**Exercise requirements**
Please write out every line of the records below as a numbered list, skipping blank lines and leaving out the pictures.

**Material to process**
***

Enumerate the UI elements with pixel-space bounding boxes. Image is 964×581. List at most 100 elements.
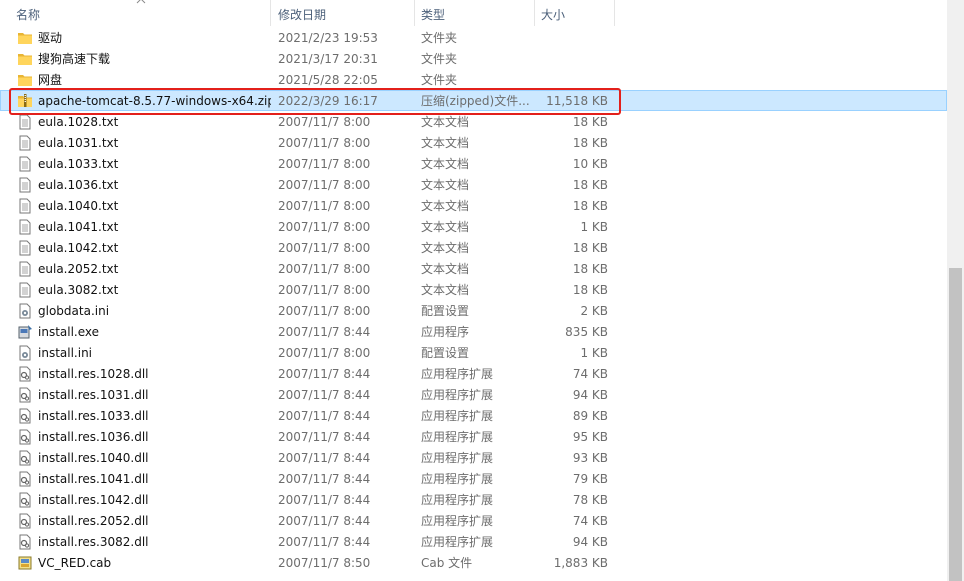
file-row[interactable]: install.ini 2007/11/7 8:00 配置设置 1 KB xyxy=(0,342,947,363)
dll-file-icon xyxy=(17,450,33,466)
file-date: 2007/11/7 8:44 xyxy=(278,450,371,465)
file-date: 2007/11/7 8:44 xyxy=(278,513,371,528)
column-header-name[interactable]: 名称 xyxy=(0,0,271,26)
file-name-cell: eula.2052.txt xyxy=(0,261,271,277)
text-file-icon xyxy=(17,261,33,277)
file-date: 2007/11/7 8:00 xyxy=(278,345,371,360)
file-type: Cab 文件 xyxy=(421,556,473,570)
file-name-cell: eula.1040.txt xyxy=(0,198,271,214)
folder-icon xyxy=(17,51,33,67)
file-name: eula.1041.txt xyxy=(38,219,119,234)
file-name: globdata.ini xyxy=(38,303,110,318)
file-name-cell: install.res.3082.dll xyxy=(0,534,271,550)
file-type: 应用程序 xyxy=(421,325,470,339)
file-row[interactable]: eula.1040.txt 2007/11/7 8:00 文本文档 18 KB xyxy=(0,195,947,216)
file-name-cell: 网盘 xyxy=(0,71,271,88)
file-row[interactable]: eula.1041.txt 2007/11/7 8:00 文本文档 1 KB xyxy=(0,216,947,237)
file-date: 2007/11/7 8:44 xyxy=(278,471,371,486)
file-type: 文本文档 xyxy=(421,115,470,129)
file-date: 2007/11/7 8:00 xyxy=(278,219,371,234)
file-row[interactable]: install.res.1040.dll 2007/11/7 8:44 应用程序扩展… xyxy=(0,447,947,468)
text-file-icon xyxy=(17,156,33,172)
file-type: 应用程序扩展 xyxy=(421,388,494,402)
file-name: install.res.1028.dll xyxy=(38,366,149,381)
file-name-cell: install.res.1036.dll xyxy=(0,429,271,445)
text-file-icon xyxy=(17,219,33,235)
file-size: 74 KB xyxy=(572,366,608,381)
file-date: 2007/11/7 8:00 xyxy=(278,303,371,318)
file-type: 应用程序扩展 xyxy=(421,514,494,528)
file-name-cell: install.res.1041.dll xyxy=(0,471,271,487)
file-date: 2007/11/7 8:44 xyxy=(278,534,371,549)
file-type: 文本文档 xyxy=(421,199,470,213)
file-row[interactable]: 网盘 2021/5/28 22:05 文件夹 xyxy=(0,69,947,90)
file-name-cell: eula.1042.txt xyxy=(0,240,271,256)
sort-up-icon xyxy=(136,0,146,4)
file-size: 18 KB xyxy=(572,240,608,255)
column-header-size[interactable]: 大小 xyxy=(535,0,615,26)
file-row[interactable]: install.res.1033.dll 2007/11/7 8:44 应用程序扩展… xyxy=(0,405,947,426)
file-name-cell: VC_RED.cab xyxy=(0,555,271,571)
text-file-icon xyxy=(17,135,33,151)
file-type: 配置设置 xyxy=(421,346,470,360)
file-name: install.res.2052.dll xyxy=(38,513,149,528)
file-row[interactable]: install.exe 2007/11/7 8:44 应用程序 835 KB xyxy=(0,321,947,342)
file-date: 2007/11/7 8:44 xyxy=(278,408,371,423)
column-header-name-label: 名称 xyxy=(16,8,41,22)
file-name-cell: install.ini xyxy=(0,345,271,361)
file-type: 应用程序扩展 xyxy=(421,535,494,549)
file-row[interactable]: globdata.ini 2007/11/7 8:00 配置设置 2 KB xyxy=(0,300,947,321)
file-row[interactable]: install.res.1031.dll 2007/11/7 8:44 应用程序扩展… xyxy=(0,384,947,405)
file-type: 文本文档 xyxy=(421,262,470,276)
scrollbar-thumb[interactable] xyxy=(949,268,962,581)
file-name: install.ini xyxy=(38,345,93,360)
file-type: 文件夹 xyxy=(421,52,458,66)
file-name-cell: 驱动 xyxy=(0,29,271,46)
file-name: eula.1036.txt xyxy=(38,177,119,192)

***

**Task solution**
1. Enumerate the UI elements with pixel-space bounding boxes. Image is 964×581. List at most 100 elements.
2. file-row[interactable]: install.ini 2007/11/7 8:00 配置设置 1 KB xyxy=(0,342,947,363)
3. dll-file-icon xyxy=(17,450,33,466)
4. file-date: 2007/11/7 8:44 xyxy=(278,450,371,465)
5. file-date: 2007/11/7 8:44 xyxy=(278,513,371,528)
6. column-header-name[interactable]: 名称 xyxy=(0,0,271,26)
7. file-name-cell: eula.2052.txt xyxy=(0,261,271,277)
8. text-file-icon xyxy=(17,261,33,277)
9. file-date: 2007/11/7 8:00 xyxy=(278,345,371,360)
10. file-type: Cab 文件 xyxy=(421,556,473,570)
11. file-name-cell: eula.1040.txt xyxy=(0,198,271,214)
12. folder-icon xyxy=(17,51,33,67)
13. file-name: eula.1041.txt xyxy=(38,219,119,234)
14. file-name: globdata.ini xyxy=(38,303,110,318)
15. file-name-cell: install.res.3082.dll xyxy=(0,534,271,550)
16. file-type: 应用程序 xyxy=(421,325,470,339)
17. file-row[interactable]: eula.1040.txt 2007/11/7 8:00 文本文档 18 KB xyxy=(0,195,947,216)
18. file-name-cell: 网盘 xyxy=(0,71,271,88)
19. file-row[interactable]: eula.1041.txt 2007/11/7 8:00 文本文档 1 KB xyxy=(0,216,947,237)
20. file-date: 2007/11/7 8:44 xyxy=(278,471,371,486)
21. file-type: 文本文档 xyxy=(421,115,470,129)
22. file-date: 2007/11/7 8:00 xyxy=(278,219,371,234)
23. file-row[interactable]: install.res.1040.dll 2007/11/7 8:44 应用程序扩展… xyxy=(0,447,947,468)
24. text-file-icon xyxy=(17,156,33,172)
25. file-type: 应用程序扩展 xyxy=(421,388,494,402)
26. file-name: install.res.1028.dll xyxy=(38,366,149,381)
27. file-name-cell: install.res.1036.dll xyxy=(0,429,271,445)
28. text-file-icon xyxy=(17,219,33,235)
29. file-size: 74 KB xyxy=(572,366,608,381)
30. file-date: 2007/11/7 8:00 xyxy=(278,303,371,318)
31. file-type: 应用程序扩展 xyxy=(421,514,494,528)
32. file-name-cell: install.res.1041.dll xyxy=(0,471,271,487)
33. file-date: 2007/11/7 8:44 xyxy=(278,534,371,549)
34. file-type: 文本文档 xyxy=(421,199,470,213)
35. file-row[interactable]: 网盘 2021/5/28 22:05 文件夹 xyxy=(0,69,947,90)
36. file-name-cell: eula.1042.txt xyxy=(0,240,271,256)
37. sort-up-icon xyxy=(136,0,146,4)
38. file-size: 18 KB xyxy=(572,240,608,255)
39. column-header-size[interactable]: 大小 xyxy=(535,0,615,26)
40. file-row[interactable]: install.res.1033.dll 2007/11/7 8:44 应用程序扩展… xyxy=(0,405,947,426)
41. file-name-cell: VC_RED.cab xyxy=(0,555,271,571)
42. text-file-icon xyxy=(17,135,33,151)
43. file-type: 配置设置 xyxy=(421,346,470,360)
44. file-name: install.res.2052.dll xyxy=(38,513,149,528)
45. file-row[interactable]: install.exe 2007/11/7 8:44 应用程序 835 KB xyxy=(0,321,947,342)
46. file-date: 2007/11/7 8:44 xyxy=(278,408,371,423)
47. column-header-name-label: 名称 xyxy=(16,8,41,22)
48. file-name-cell: install.ini xyxy=(0,345,271,361)
49. file-type: 应用程序扩展 xyxy=(421,535,494,549)
50. file-row[interactable]: globdata.ini 2007/11/7 8:00 配置设置 2 KB xyxy=(0,300,947,321)
51. file-row[interactable]: install.res.1031.dll 2007/11/7 8:44 应用程序扩展… xyxy=(0,384,947,405)
52. file-type: 文本文档 xyxy=(421,262,470,276)
53. scrollbar-thumb[interactable] xyxy=(949,268,962,581)
54. file-name: install.ini xyxy=(38,345,93,360)
55. file-type: 文件夹 xyxy=(421,52,458,66)
56. file-name-cell: 驱动 xyxy=(0,29,271,46)
57. file-name: eula.1036.txt xyxy=(38,177,119,192)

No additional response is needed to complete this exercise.